**GOAL OF THE EXERCISE:**
Rewrite the rows below, replacing each "sidebar-arrow-icon" with "sidebar-chevron-icon" and leaving everything else unchanged.

>> Start

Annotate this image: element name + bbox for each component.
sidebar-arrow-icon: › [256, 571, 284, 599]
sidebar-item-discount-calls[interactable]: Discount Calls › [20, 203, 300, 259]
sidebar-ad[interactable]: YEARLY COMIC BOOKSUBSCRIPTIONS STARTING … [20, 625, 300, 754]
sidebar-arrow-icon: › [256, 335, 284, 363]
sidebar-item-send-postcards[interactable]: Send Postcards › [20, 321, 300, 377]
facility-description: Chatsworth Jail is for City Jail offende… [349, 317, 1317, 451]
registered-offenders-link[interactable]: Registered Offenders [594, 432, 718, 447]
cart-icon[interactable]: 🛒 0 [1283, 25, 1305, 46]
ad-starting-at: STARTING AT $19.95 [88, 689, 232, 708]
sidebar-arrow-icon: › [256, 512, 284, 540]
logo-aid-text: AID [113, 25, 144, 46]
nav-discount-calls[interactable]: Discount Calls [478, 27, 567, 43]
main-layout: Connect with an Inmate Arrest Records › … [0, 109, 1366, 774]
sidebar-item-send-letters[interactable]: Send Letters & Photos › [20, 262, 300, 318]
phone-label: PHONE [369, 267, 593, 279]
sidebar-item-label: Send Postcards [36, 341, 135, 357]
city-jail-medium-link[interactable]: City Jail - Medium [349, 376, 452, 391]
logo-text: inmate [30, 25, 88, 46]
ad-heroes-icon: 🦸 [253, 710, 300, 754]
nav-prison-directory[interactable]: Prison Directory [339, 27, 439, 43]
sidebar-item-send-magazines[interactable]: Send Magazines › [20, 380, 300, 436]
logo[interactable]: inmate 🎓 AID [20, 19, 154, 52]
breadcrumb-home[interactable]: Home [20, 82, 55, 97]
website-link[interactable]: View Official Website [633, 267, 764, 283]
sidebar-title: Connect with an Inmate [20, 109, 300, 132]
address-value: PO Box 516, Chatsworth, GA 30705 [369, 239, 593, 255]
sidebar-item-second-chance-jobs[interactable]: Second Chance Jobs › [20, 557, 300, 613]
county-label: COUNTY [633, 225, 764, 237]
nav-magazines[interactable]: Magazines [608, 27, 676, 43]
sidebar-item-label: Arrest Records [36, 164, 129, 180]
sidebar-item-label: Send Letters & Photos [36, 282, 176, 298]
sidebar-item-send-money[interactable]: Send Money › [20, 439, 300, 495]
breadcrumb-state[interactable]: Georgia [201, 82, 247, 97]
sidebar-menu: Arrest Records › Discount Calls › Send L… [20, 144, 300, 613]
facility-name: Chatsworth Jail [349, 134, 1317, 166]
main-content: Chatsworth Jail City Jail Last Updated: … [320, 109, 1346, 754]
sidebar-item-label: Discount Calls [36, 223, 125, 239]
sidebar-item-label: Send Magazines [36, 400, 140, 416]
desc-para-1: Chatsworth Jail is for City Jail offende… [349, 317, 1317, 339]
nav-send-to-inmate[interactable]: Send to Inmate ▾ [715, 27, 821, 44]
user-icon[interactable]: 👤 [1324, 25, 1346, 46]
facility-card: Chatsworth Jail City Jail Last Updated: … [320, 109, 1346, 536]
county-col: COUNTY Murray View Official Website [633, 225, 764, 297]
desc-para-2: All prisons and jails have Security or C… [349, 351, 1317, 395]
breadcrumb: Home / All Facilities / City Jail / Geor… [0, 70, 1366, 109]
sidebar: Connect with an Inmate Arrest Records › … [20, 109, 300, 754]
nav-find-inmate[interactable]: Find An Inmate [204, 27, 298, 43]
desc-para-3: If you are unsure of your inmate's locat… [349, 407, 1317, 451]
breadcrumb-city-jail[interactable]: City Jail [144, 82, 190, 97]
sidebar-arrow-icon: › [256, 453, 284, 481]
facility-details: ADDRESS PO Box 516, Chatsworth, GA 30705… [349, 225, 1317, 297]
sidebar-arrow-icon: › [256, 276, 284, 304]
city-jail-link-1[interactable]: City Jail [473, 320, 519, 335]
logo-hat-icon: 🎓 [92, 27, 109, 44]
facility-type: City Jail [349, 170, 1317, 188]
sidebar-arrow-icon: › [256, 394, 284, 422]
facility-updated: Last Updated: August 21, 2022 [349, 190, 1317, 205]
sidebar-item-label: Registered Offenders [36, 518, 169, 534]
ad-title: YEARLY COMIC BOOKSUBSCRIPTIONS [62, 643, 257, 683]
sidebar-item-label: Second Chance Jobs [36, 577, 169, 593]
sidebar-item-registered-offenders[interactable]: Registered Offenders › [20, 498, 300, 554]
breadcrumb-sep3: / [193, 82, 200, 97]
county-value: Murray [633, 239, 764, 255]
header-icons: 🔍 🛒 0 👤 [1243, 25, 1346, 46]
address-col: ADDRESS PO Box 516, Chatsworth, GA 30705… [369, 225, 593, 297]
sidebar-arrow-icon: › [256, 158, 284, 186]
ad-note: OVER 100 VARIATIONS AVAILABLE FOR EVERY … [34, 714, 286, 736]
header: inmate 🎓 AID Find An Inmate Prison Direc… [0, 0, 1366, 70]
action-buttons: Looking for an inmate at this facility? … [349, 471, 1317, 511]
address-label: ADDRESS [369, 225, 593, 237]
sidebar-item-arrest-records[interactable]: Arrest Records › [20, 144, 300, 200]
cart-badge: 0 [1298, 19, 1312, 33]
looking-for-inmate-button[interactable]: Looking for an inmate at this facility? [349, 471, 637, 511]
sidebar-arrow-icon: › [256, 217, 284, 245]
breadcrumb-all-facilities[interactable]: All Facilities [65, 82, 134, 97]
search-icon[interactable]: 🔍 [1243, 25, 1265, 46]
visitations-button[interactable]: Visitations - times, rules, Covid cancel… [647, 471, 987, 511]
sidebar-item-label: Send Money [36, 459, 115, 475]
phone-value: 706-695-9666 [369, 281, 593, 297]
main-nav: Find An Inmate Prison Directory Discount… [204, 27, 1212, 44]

>> End

**ANSWER TO THE TASK:**
Annotate this image: element name + bbox for each component.
sidebar-chevron-icon: › [256, 571, 284, 599]
sidebar-item-discount-calls[interactable]: Discount Calls › [20, 203, 300, 259]
sidebar-ad[interactable]: YEARLY COMIC BOOKSUBSCRIPTIONS STARTING … [20, 625, 300, 754]
sidebar-chevron-icon: › [256, 335, 284, 363]
sidebar-item-send-postcards[interactable]: Send Postcards › [20, 321, 300, 377]
facility-description: Chatsworth Jail is for City Jail offende… [349, 317, 1317, 451]
registered-offenders-link[interactable]: Registered Offenders [594, 432, 718, 447]
cart-icon[interactable]: 🛒 0 [1283, 25, 1305, 46]
ad-starting-at: STARTING AT $19.95 [88, 689, 232, 708]
sidebar-chevron-icon: › [256, 512, 284, 540]
logo-aid-text: AID [113, 25, 144, 46]
nav-discount-calls[interactable]: Discount Calls [478, 27, 567, 43]
main-layout: Connect with an Inmate Arrest Records › … [0, 109, 1366, 774]
sidebar-item-send-letters[interactable]: Send Letters & Photos › [20, 262, 300, 318]
phone-label: PHONE [369, 267, 593, 279]
sidebar-item-label: Send Postcards [36, 341, 135, 357]
city-jail-medium-link[interactable]: City Jail - Medium [349, 376, 452, 391]
logo-text: inmate [30, 25, 88, 46]
ad-heroes-icon: 🦸 [253, 710, 300, 754]
nav-prison-directory[interactable]: Prison Directory [339, 27, 439, 43]
sidebar-item-send-magazines[interactable]: Send Magazines › [20, 380, 300, 436]
logo[interactable]: inmate 🎓 AID [20, 19, 154, 52]
breadcrumb-home[interactable]: Home [20, 82, 55, 97]
website-link[interactable]: View Official Website [633, 267, 764, 283]
sidebar-title: Connect with an Inmate [20, 109, 300, 132]
address-value: PO Box 516, Chatsworth, GA 30705 [369, 239, 593, 255]
sidebar-item-second-chance-jobs[interactable]: Second Chance Jobs › [20, 557, 300, 613]
county-label: COUNTY [633, 225, 764, 237]
nav-magazines[interactable]: Magazines [608, 27, 676, 43]
sidebar-item-label: Arrest Records [36, 164, 129, 180]
sidebar-item-label: Send Letters & Photos [36, 282, 176, 298]
sidebar-item-send-money[interactable]: Send Money › [20, 439, 300, 495]
breadcrumb-state[interactable]: Georgia [201, 82, 247, 97]
sidebar-menu: Arrest Records › Discount Calls › Send L… [20, 144, 300, 613]
facility-name: Chatsworth Jail [349, 134, 1317, 166]
main-content: Chatsworth Jail City Jail Last Updated: … [320, 109, 1346, 754]
sidebar-item-label: Discount Calls [36, 223, 125, 239]
sidebar-item-label: Send Magazines [36, 400, 140, 416]
desc-para-1: Chatsworth Jail is for City Jail offende… [349, 317, 1317, 339]
nav-send-to-inmate[interactable]: Send to Inmate ▾ [715, 27, 821, 44]
user-icon[interactable]: 👤 [1324, 25, 1346, 46]
facility-card: Chatsworth Jail City Jail Last Updated: … [320, 109, 1346, 536]
county-col: COUNTY Murray View Official Website [633, 225, 764, 297]
desc-para-2: All prisons and jails have Security or C… [349, 351, 1317, 395]
breadcrumb: Home / All Facilities / City Jail / Geor… [0, 70, 1366, 109]
sidebar: Connect with an Inmate Arrest Records › … [20, 109, 300, 754]
nav-find-inmate[interactable]: Find An Inmate [204, 27, 298, 43]
desc-para-3: If you are unsure of your inmate's locat… [349, 407, 1317, 451]
breadcrumb-city-jail[interactable]: City Jail [144, 82, 190, 97]
sidebar-chevron-icon: › [256, 453, 284, 481]
facility-details: ADDRESS PO Box 516, Chatsworth, GA 30705… [349, 225, 1317, 297]
sidebar-chevron-icon: › [256, 276, 284, 304]
city-jail-link-1[interactable]: City Jail [473, 320, 519, 335]
logo-hat-icon: 🎓 [92, 27, 109, 44]
facility-type: City Jail [349, 170, 1317, 188]
sidebar-chevron-icon: › [256, 394, 284, 422]
facility-updated: Last Updated: August 21, 2022 [349, 190, 1317, 205]
sidebar-item-label: Registered Offenders [36, 518, 169, 534]
ad-title: YEARLY COMIC BOOKSUBSCRIPTIONS [62, 643, 257, 683]
sidebar-item-label: Second Chance Jobs [36, 577, 169, 593]
sidebar-item-registered-offenders[interactable]: Registered Offenders › [20, 498, 300, 554]
breadcrumb-sep3: / [193, 82, 200, 97]
county-value: Murray [633, 239, 764, 255]
header-icons: 🔍 🛒 0 👤 [1243, 25, 1346, 46]
address-col: ADDRESS PO Box 516, Chatsworth, GA 30705… [369, 225, 593, 297]
sidebar-chevron-icon: › [256, 158, 284, 186]
ad-note: OVER 100 VARIATIONS AVAILABLE FOR EVERY … [34, 714, 286, 736]
header: inmate 🎓 AID Find An Inmate Prison Direc… [0, 0, 1366, 70]
action-buttons: Looking for an inmate at this facility? … [349, 471, 1317, 511]
address-label: ADDRESS [369, 225, 593, 237]
sidebar-item-arrest-records[interactable]: Arrest Records › [20, 144, 300, 200]
cart-badge: 0 [1298, 19, 1312, 33]
looking-for-inmate-button[interactable]: Looking for an inmate at this facility? [349, 471, 637, 511]
sidebar-chevron-icon: › [256, 217, 284, 245]
breadcrumb-all-facilities[interactable]: All Facilities [65, 82, 134, 97]
search-icon[interactable]: 🔍 [1243, 25, 1265, 46]
visitations-button[interactable]: Visitations - times, rules, Covid cancel… [647, 471, 987, 511]
sidebar-item-label: Send Money [36, 459, 115, 475]
phone-value: 706-695-9666 [369, 281, 593, 297]
main-nav: Find An Inmate Prison Directory Discount… [204, 27, 1212, 44]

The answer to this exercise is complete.